Copy all of the material word for word, except for the pictures.

<<<<

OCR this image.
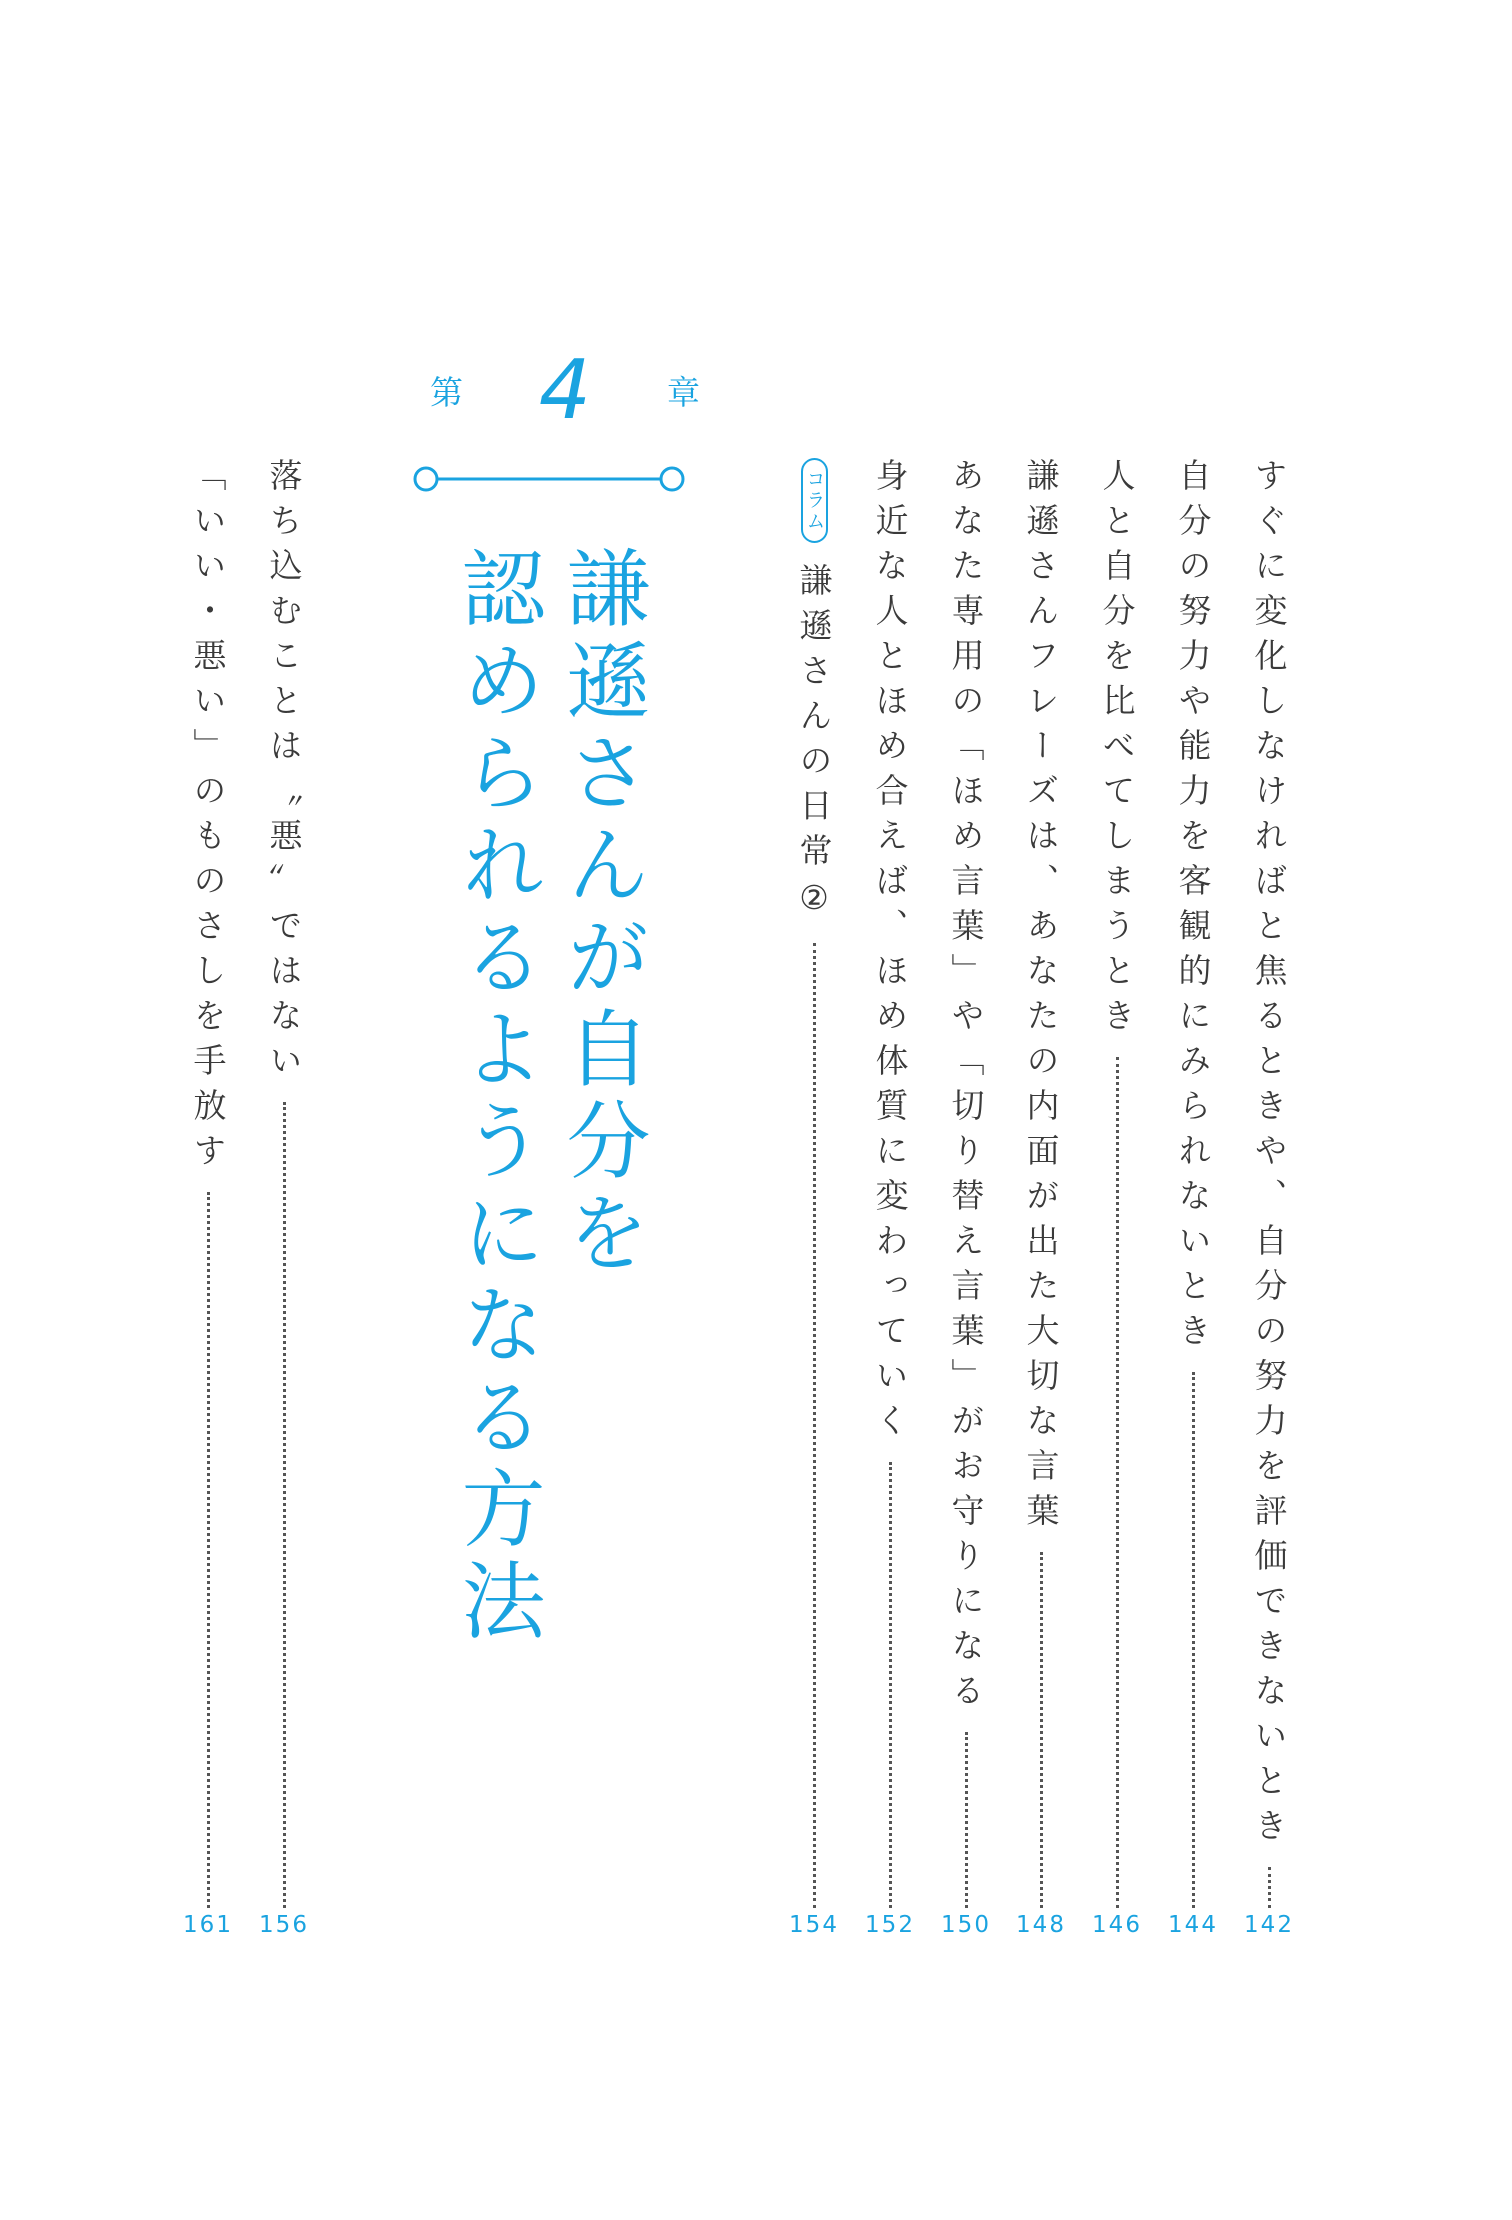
すぐに変化しなければと焦るときや、自分の努力を評価できないとき
142
自分の努力や能力を客観的にみられないとき
144
人と自分を比べてしまうとき
146
謙遜さんフレーズは、あなたの内面が出た大切な言葉
148
あなた専用の「ほめ言葉」や「切り替え言葉」がお守りになる
150
身近な人とほめ合えば、ほめ体質に変わっていく
152
コラム
謙遜さんの日常②
154
第 4 章
謙遜さんが自分を
認められるようになる方法
落ち込むことは〝悪〟ではない
156
「いい・悪い」のものさしを手放す
161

>>>>

SOLUTION TO THIS PROBLEM:
OCR this image.
すぐに変化しなければと焦るときや、自分の努力を評価できないとき
142
自分の努力や能力を客観的にみられないとき
144
人と自分を比べてしまうとき
146
謙遜さんフレーズは、あなたの内面が出た大切な言葉
148
あなた専用の「ほめ言葉」や「切り替え言葉」がお守りになる
150
身近な人とほめ合えば、ほめ体質に変わっていく
152
コラム
謙遜さんの日常②
154
第 4 章
謙遜さんが自分を
認められるようになる方法
落ち込むことは〝悪〟ではない
156
「いい・悪い」のものさしを手放す
161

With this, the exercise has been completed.